◆ Work instructions
Return each line containing the string "interval".

◆ Supplied data
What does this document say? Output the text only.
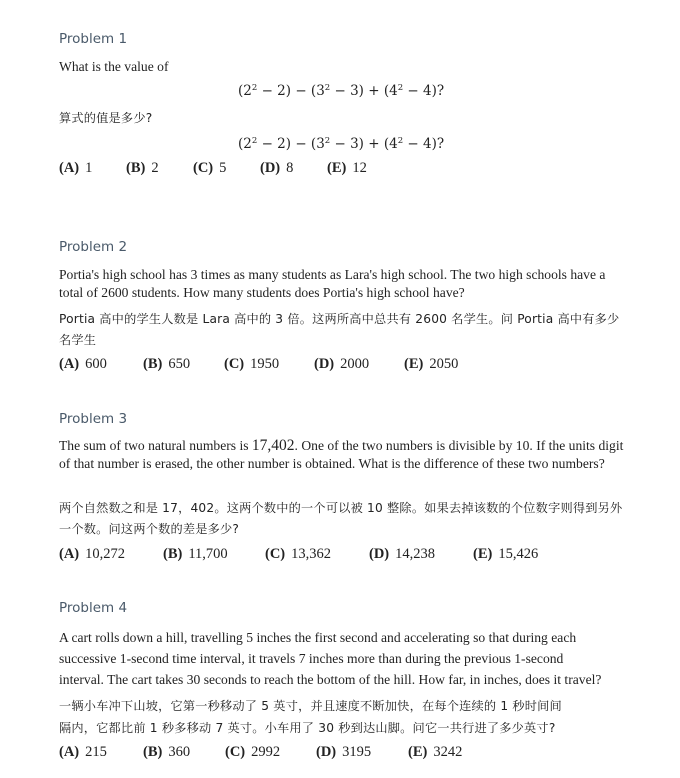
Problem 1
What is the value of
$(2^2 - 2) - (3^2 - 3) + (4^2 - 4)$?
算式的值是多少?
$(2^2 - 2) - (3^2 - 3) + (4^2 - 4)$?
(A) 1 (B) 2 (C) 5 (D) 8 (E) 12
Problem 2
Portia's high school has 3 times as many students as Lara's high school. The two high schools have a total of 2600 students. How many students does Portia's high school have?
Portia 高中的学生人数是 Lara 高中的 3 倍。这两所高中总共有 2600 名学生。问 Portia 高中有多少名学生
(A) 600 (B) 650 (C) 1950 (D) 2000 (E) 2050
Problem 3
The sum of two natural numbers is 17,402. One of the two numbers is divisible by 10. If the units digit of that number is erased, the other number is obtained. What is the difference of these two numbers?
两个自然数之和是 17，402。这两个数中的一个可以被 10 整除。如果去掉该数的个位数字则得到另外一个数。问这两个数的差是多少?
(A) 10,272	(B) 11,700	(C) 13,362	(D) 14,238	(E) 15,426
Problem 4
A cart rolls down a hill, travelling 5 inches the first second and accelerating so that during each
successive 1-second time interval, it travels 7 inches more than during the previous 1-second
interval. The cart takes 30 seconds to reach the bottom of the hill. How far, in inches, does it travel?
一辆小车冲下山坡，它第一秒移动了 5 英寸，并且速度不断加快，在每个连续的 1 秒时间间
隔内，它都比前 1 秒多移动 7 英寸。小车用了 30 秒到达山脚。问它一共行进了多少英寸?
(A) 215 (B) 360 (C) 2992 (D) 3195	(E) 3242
==
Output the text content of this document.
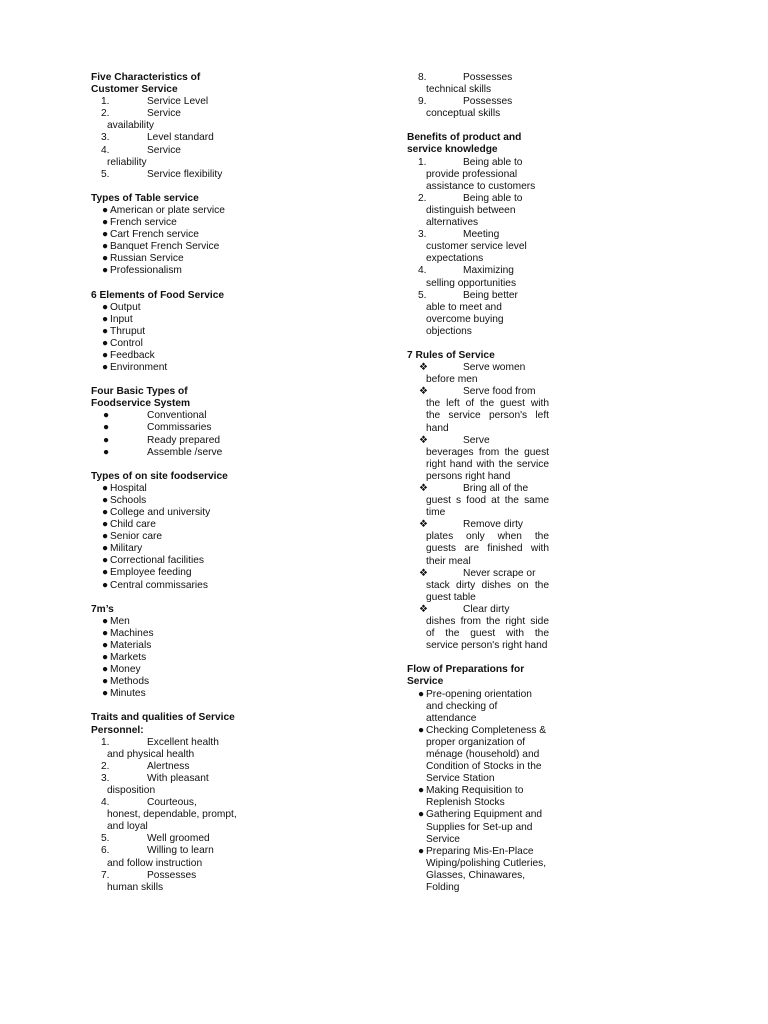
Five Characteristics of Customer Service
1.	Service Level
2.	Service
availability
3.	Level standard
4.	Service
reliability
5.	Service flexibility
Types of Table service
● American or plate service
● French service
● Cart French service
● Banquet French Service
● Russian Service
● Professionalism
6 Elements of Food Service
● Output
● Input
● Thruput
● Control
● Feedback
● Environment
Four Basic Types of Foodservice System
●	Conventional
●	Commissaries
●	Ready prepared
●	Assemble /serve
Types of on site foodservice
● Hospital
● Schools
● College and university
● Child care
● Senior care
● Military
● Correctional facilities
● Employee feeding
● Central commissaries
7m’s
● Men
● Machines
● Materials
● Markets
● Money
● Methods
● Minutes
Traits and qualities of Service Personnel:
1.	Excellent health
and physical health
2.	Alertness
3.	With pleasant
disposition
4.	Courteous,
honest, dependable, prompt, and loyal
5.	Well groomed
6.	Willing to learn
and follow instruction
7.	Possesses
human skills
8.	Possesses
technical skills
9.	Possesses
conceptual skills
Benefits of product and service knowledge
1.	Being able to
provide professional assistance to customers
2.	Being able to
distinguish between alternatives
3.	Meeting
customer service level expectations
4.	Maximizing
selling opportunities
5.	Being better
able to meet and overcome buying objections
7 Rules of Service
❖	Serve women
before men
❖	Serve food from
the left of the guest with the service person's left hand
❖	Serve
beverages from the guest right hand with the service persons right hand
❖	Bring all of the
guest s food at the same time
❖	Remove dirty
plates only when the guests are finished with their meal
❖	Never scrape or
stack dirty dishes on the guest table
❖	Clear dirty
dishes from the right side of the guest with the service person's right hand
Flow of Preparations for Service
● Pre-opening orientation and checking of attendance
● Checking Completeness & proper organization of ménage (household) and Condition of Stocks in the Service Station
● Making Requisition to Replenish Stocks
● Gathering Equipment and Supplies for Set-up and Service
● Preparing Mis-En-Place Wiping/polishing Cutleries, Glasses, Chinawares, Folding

◆ Solved problem
successive 1-second time interval, it travels 7 inches more than during the previous 1-second
interval. The cart takes 30 seconds to reach the bottom of the hill. How far, in inches, does it travel?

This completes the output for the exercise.